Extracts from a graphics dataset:

::::::::

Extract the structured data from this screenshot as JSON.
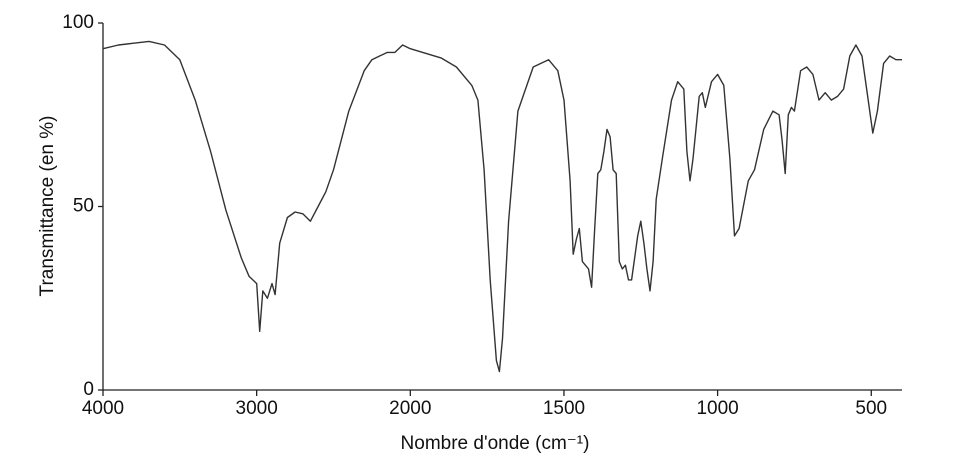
{
  "chart_data": {
    "type": "line",
    "xlabel": "Nombre d'onde (cm⁻¹)",
    "ylabel": "Transmittance (en %)",
    "xlim": [
      4000,
      400
    ],
    "xticks": [
      4000,
      3000,
      2000,
      1500,
      1000,
      500
    ],
    "xscale": {
      "break": 2000,
      "ratio": 2
    },
    "ylim": [
      0,
      100
    ],
    "yticks": [
      0,
      50,
      100
    ],
    "grid": false,
    "series": [
      {
        "name": null,
        "color": "#333333",
        "x": [
          4000,
          3900,
          3800,
          3700,
          3600,
          3500,
          3400,
          3300,
          3200,
          3100,
          3050,
          3000,
          2980,
          2960,
          2930,
          2900,
          2880,
          2850,
          2800,
          2750,
          2700,
          2650,
          2600,
          2550,
          2500,
          2400,
          2300,
          2250,
          2200,
          2150,
          2100,
          2050,
          2000,
          1900,
          1850,
          1800,
          1780,
          1760,
          1740,
          1720,
          1710,
          1700,
          1680,
          1650,
          1600,
          1550,
          1520,
          1500,
          1480,
          1470,
          1460,
          1450,
          1440,
          1420,
          1410,
          1400,
          1390,
          1380,
          1370,
          1360,
          1350,
          1340,
          1330,
          1320,
          1310,
          1300,
          1290,
          1280,
          1260,
          1250,
          1240,
          1230,
          1220,
          1210,
          1200,
          1180,
          1150,
          1130,
          1110,
          1100,
          1090,
          1080,
          1060,
          1050,
          1040,
          1020,
          1000,
          980,
          960,
          945,
          930,
          900,
          880,
          850,
          820,
          800,
          790,
          780,
          770,
          760,
          750,
          730,
          710,
          690,
          670,
          650,
          630,
          610,
          590,
          570,
          550,
          530,
          510,
          495,
          480,
          460,
          440,
          420,
          400
        ],
        "values": [
          93,
          94,
          94.5,
          95,
          94,
          90,
          79,
          65,
          49,
          36,
          31,
          29,
          16,
          27,
          25,
          29,
          26,
          40,
          47,
          48.5,
          48,
          46,
          50,
          54,
          60,
          76,
          87,
          90,
          91,
          92,
          92,
          94,
          93,
          90.5,
          88,
          83,
          79,
          60,
          30,
          8,
          5,
          14,
          46,
          76,
          88,
          90,
          87,
          79,
          57,
          37,
          41,
          44,
          35,
          33,
          28,
          44,
          59,
          60,
          65,
          71,
          69,
          60,
          59,
          35,
          33,
          34,
          30,
          30,
          42,
          46,
          40,
          33,
          27,
          35,
          52,
          63,
          79,
          84,
          82,
          65,
          57,
          63,
          80,
          81,
          77,
          84,
          86,
          83,
          63,
          42,
          44,
          57,
          60,
          71,
          76,
          75,
          68,
          59,
          75,
          77,
          76,
          87,
          88,
          86,
          79,
          81,
          79,
          80,
          82,
          91,
          94,
          91,
          79,
          70,
          76,
          89,
          91,
          90,
          90
        ]
      }
    ]
  }
}
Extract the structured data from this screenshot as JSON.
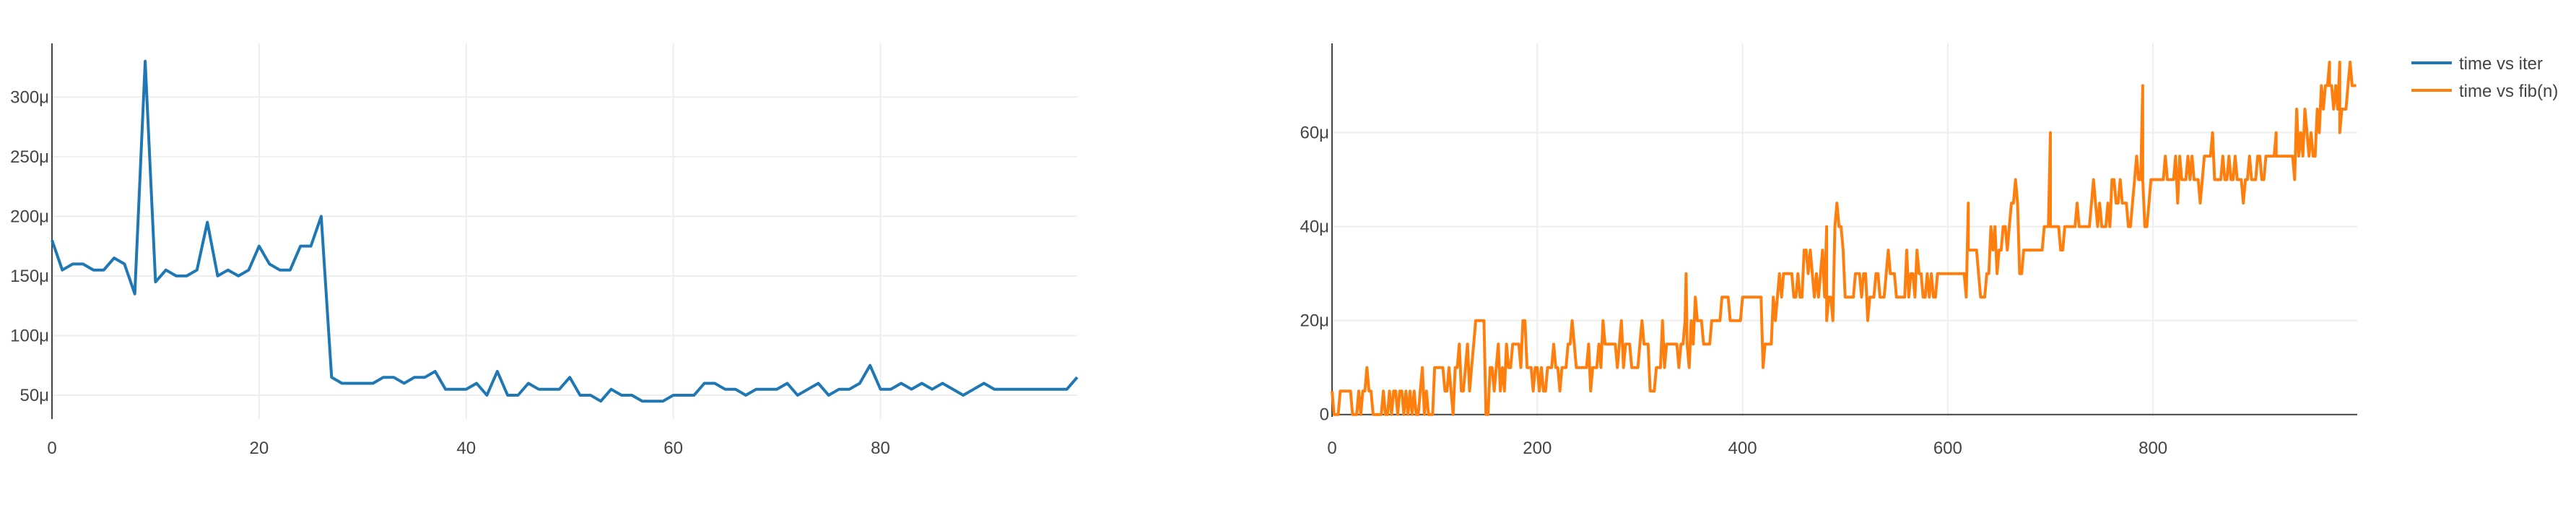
{
  "chart_data": [
    {
      "type": "line",
      "title": "",
      "xlabel": "",
      "ylabel": "",
      "xlim": [
        0,
        99
      ],
      "ylim": [
        30,
        345
      ],
      "x_ticks": [
        0,
        20,
        40,
        60,
        80
      ],
      "y_ticks": [
        50,
        100,
        150,
        200,
        250,
        300
      ],
      "x_tick_labels": [
        "0",
        "20",
        "40",
        "60",
        "80"
      ],
      "y_tick_labels": [
        "50μ",
        "100μ",
        "150μ",
        "200μ",
        "250μ",
        "300μ"
      ],
      "grid": true,
      "series": [
        {
          "name": "time vs iter",
          "color": "#1f77b4",
          "x": [
            0,
            1,
            2,
            3,
            4,
            5,
            6,
            7,
            8,
            9,
            10,
            11,
            12,
            13,
            14,
            15,
            16,
            17,
            18,
            19,
            20,
            21,
            22,
            23,
            24,
            25,
            26,
            27,
            28,
            29,
            30,
            31,
            32,
            33,
            34,
            35,
            36,
            37,
            38,
            39,
            40,
            41,
            42,
            43,
            44,
            45,
            46,
            47,
            48,
            49,
            50,
            51,
            52,
            53,
            54,
            55,
            56,
            57,
            58,
            59,
            60,
            61,
            62,
            63,
            64,
            65,
            66,
            67,
            68,
            69,
            70,
            71,
            72,
            73,
            74,
            75,
            76,
            77,
            78,
            79,
            80,
            81,
            82,
            83,
            84,
            85,
            86,
            87,
            88,
            89,
            90,
            91,
            92,
            93,
            94,
            95,
            96,
            97,
            98,
            99
          ],
          "y": [
            180,
            155,
            160,
            160,
            155,
            155,
            165,
            160,
            135,
            330,
            145,
            155,
            150,
            150,
            155,
            195,
            150,
            155,
            150,
            155,
            175,
            160,
            155,
            155,
            175,
            175,
            200,
            65,
            60,
            60,
            60,
            60,
            65,
            65,
            60,
            65,
            65,
            70,
            55,
            55,
            55,
            60,
            50,
            70,
            50,
            50,
            60,
            55,
            55,
            55,
            65,
            50,
            50,
            45,
            55,
            50,
            50,
            45,
            45,
            45,
            50,
            50,
            50,
            60,
            60,
            55,
            55,
            50,
            55,
            55,
            55,
            60,
            50,
            55,
            60,
            50,
            55,
            55,
            60,
            75,
            55,
            55,
            60,
            55,
            60,
            55,
            60,
            55,
            50,
            55,
            60,
            55,
            55,
            55,
            55,
            55,
            55,
            55,
            55,
            65
          ]
        }
      ]
    },
    {
      "type": "line",
      "title": "",
      "xlabel": "",
      "ylabel": "",
      "xlim": [
        0,
        999
      ],
      "ylim": [
        -0.5,
        79
      ],
      "x_ticks": [
        0,
        200,
        400,
        600,
        800
      ],
      "y_ticks": [
        0,
        20,
        40,
        60
      ],
      "x_tick_labels": [
        "0",
        "200",
        "400",
        "600",
        "800"
      ],
      "y_tick_labels": [
        "0",
        "20μ",
        "40μ",
        "60μ"
      ],
      "grid": true,
      "series": [
        {
          "name": "time vs fib(n)",
          "color": "#ff7f0e",
          "x_start": 0,
          "x_step": 10,
          "y": [
            0,
            5,
            0,
            5,
            0,
            0,
            5,
            0,
            5,
            0,
            10,
            5,
            10,
            10,
            20,
            5,
            10,
            10,
            15,
            10,
            5,
            10,
            10,
            15,
            10,
            10,
            15,
            15,
            15,
            10,
            15,
            10,
            15,
            15,
            15,
            20,
            20,
            20,
            25,
            20,
            25,
            25,
            15,
            25,
            30,
            25,
            30,
            30,
            25,
            40,
            25,
            30,
            25,
            25,
            30,
            25,
            30,
            30,
            30,
            30,
            30,
            30,
            35,
            30,
            35,
            35,
            45,
            35,
            35,
            35,
            40,
            40,
            40,
            40,
            45,
            40,
            50,
            45,
            50,
            45,
            50,
            50,
            50,
            50,
            50,
            55,
            50,
            50,
            50,
            50,
            55,
            55,
            55,
            55,
            60,
            55,
            65,
            70,
            65,
            70
          ],
          "spikes": [
            {
              "x": 140,
              "y": 20
            },
            {
              "x": 345,
              "y": 30
            },
            {
              "x": 482,
              "y": 40
            },
            {
              "x": 620,
              "y": 45
            },
            {
              "x": 700,
              "y": 60
            },
            {
              "x": 742,
              "y": 50
            },
            {
              "x": 790,
              "y": 70
            },
            {
              "x": 920,
              "y": 60
            },
            {
              "x": 972,
              "y": 75
            },
            {
              "x": 982,
              "y": 75
            },
            {
              "x": 995,
              "y": 70
            }
          ]
        }
      ]
    }
  ],
  "legend": {
    "placement": "top-right",
    "items": [
      {
        "label": "time vs iter",
        "color": "#1f77b4"
      },
      {
        "label": "time vs fib(n)",
        "color": "#ff7f0e"
      }
    ]
  }
}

::::::::

**WHAT IS REQUIRED:** Go through the listing above and return every line where the word "time" occurs.

**FINISHED EXERCISE:**
          "name": "time vs iter",
          "name": "time vs fib(n)",
        "label": "time vs iter",
        "label": "time vs fib(n)",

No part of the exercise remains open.